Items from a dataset
# # # #

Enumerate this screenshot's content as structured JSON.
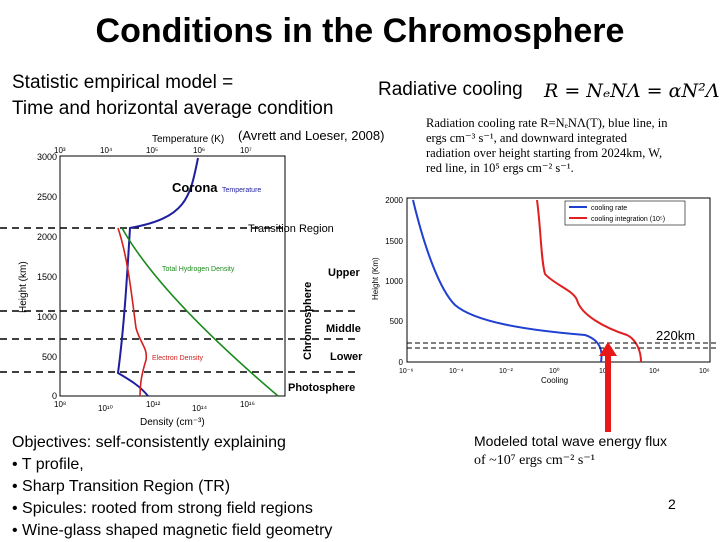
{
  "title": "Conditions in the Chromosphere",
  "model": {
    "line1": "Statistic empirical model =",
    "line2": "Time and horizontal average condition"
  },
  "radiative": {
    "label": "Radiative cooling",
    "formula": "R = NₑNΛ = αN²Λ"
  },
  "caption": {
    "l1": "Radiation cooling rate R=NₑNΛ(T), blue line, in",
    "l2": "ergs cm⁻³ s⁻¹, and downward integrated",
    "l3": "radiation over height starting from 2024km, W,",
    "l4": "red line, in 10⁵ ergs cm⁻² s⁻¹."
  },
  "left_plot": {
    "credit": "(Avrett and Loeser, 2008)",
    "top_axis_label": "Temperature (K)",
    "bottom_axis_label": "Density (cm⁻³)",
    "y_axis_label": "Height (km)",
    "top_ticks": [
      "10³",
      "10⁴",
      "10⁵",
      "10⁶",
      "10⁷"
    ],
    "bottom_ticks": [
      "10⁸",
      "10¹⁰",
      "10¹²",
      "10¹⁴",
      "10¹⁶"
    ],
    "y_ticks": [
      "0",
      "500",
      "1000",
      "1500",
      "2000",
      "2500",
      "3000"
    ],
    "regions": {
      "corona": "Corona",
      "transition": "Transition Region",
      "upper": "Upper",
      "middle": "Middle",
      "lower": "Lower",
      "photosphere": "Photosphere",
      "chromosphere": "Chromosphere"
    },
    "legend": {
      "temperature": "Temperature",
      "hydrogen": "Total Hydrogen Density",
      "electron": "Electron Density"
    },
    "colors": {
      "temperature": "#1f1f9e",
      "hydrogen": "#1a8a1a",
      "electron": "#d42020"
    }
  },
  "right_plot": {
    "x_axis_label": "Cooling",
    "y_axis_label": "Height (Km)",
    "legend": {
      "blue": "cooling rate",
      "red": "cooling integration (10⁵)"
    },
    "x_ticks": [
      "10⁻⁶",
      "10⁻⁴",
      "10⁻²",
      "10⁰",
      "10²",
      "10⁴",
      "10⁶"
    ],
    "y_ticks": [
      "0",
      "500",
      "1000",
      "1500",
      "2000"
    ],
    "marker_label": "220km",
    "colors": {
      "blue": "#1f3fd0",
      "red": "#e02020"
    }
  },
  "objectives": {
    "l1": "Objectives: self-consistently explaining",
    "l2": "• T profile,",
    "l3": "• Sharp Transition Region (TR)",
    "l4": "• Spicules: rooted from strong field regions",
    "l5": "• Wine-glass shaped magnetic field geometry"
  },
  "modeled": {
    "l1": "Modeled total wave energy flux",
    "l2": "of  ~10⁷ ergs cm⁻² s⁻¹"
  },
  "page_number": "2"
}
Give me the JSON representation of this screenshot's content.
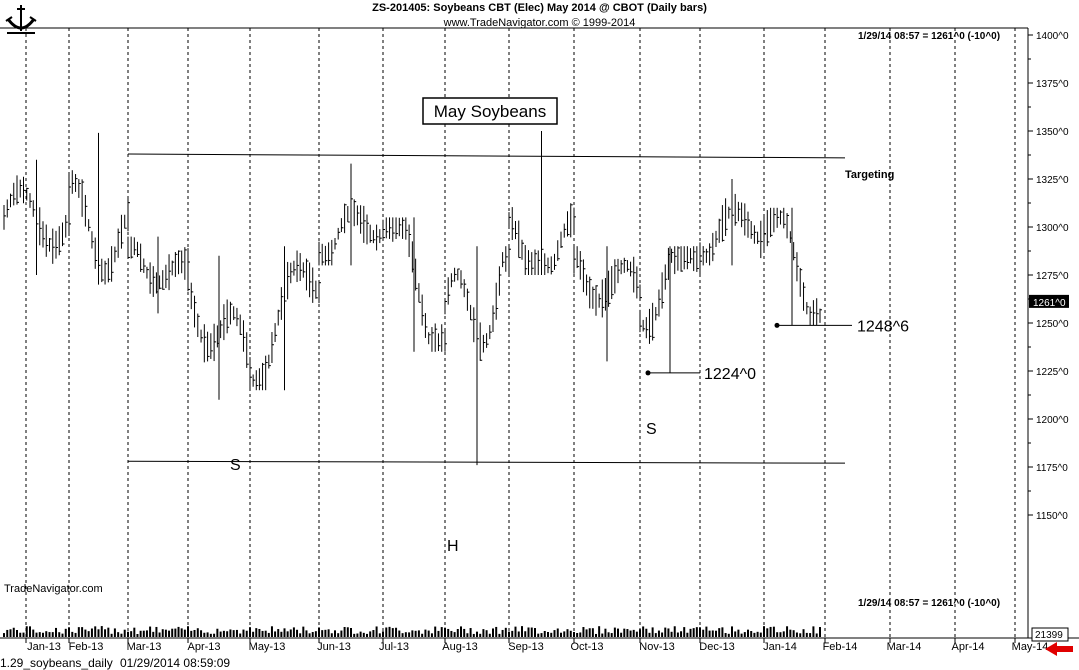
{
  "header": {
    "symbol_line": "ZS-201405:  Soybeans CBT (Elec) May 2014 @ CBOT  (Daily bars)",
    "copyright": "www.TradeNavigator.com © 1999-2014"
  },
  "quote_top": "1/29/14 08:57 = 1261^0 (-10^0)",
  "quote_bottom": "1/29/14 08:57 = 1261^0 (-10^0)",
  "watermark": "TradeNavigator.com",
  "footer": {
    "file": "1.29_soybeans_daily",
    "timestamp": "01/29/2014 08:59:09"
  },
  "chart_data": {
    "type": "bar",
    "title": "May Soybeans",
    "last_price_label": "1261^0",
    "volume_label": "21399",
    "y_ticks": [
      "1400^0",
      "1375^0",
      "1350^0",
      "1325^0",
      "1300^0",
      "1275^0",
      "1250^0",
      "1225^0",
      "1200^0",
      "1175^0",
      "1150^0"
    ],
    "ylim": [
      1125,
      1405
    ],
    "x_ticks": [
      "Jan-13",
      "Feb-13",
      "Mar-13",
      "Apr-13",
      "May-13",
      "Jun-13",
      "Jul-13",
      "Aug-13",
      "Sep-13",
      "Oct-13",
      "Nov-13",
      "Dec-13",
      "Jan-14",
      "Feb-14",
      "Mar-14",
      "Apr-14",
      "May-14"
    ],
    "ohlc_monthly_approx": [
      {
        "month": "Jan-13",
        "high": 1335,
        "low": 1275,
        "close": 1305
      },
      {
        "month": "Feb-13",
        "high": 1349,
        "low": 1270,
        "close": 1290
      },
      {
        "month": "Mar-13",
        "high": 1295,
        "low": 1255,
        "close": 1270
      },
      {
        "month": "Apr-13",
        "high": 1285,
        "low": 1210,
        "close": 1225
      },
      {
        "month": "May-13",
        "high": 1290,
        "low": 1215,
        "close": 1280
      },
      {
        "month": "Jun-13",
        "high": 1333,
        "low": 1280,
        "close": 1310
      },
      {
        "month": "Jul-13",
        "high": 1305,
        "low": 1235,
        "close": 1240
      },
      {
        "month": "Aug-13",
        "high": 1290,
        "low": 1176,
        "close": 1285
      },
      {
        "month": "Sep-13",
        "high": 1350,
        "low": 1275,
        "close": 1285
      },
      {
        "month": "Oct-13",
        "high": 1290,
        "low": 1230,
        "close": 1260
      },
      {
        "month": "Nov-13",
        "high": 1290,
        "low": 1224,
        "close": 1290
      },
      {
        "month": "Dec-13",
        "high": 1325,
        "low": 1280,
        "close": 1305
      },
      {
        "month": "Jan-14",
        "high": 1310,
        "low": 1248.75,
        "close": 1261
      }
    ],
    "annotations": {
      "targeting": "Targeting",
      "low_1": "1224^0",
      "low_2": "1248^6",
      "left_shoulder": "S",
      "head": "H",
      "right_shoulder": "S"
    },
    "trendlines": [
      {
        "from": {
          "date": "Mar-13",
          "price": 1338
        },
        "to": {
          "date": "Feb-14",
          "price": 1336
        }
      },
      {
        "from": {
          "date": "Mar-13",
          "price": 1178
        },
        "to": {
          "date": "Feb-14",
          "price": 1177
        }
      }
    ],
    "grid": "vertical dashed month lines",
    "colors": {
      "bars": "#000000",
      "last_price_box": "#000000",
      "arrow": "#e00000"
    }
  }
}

# # # #

__Aim of the task__.
Check each line of the listing above for the string "Density", then report only how many lines have it.

__Result of this exercise__.
3